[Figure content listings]
>> Begin

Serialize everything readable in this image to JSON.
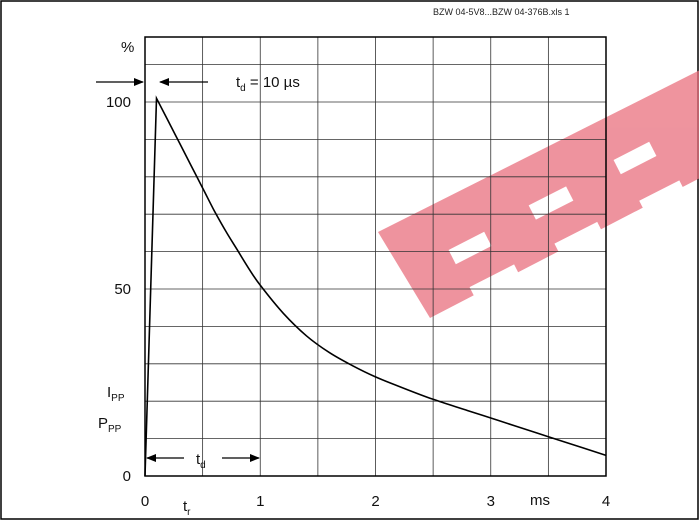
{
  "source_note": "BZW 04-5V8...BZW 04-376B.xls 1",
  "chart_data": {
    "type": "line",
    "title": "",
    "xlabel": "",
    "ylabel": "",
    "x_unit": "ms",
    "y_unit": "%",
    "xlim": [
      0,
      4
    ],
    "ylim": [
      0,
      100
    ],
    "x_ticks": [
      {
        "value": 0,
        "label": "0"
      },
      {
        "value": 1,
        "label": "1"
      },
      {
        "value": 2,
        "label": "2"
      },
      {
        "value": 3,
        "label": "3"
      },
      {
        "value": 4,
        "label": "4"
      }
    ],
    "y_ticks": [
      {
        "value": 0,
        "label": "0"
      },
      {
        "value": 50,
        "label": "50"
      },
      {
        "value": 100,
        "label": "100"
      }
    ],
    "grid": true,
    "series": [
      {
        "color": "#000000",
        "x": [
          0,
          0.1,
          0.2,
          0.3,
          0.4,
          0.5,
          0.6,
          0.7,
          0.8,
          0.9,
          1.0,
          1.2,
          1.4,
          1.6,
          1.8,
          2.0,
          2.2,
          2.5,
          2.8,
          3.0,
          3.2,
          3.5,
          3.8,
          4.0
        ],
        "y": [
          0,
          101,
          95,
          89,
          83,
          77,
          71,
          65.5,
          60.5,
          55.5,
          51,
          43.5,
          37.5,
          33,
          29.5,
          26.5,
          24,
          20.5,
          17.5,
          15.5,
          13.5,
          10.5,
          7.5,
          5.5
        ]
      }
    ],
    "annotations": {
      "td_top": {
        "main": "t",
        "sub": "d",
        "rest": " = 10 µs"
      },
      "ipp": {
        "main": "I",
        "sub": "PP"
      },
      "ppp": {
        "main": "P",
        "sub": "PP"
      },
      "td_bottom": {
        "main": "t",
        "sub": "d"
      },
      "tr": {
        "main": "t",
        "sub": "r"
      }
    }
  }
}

>> End
>> Begin

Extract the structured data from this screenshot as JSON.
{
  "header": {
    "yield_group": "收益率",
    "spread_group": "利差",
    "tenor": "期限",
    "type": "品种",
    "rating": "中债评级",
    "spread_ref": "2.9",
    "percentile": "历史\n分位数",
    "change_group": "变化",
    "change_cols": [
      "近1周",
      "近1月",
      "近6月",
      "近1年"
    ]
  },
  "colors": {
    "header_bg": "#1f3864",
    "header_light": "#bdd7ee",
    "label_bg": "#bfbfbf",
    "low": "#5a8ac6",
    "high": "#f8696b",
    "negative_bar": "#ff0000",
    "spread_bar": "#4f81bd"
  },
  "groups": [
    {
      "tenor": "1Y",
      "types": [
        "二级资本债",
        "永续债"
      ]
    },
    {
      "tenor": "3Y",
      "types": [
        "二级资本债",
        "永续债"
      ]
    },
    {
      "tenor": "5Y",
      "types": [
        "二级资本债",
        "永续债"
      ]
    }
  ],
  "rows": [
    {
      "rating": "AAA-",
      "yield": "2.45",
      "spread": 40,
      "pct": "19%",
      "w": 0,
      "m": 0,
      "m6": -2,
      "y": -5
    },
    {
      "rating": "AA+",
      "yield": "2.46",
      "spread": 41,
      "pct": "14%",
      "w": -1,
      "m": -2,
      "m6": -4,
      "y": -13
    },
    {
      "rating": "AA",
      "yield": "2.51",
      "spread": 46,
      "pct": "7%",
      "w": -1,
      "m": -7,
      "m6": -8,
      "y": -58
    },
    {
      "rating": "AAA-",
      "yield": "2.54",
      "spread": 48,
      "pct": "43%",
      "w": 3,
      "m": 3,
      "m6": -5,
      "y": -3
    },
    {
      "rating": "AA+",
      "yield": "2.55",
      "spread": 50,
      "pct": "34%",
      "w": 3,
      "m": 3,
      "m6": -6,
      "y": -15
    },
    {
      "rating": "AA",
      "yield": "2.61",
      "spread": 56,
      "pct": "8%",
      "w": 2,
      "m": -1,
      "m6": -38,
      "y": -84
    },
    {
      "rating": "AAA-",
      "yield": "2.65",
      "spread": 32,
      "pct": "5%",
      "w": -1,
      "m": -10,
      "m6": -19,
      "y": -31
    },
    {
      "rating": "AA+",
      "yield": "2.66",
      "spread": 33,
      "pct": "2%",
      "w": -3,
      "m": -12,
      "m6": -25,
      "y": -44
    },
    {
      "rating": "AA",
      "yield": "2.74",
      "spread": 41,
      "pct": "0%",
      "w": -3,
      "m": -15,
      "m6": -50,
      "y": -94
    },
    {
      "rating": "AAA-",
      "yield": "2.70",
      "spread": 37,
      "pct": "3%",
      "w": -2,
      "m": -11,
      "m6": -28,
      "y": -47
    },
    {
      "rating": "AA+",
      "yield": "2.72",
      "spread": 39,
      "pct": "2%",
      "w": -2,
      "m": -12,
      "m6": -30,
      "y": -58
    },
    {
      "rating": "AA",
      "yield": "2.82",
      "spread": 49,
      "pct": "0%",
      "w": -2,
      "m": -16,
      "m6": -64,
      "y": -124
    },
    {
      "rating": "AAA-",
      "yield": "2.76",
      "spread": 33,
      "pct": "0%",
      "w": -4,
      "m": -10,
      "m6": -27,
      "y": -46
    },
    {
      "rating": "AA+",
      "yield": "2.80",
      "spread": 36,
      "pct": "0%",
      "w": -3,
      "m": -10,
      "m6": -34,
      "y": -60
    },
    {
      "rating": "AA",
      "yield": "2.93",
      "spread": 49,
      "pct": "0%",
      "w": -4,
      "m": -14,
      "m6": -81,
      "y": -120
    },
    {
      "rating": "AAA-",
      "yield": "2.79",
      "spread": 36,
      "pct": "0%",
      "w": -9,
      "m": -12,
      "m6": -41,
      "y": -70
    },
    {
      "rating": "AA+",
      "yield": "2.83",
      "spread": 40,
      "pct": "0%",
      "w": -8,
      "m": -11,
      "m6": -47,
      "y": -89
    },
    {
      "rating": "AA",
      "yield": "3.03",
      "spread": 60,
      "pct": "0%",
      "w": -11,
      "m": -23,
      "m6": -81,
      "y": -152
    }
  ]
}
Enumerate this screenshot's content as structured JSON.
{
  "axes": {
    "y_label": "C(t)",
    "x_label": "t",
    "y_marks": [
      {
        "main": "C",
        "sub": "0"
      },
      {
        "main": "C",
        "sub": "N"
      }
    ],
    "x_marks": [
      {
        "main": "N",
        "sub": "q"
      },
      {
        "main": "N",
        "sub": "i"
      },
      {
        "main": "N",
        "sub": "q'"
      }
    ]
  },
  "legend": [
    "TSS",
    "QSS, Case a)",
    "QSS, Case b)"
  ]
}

>> End

__PROBLEM__: Write only the number of lines in the data above that include "structured".

__SOLUTION TO THIS PROBLEM__: 2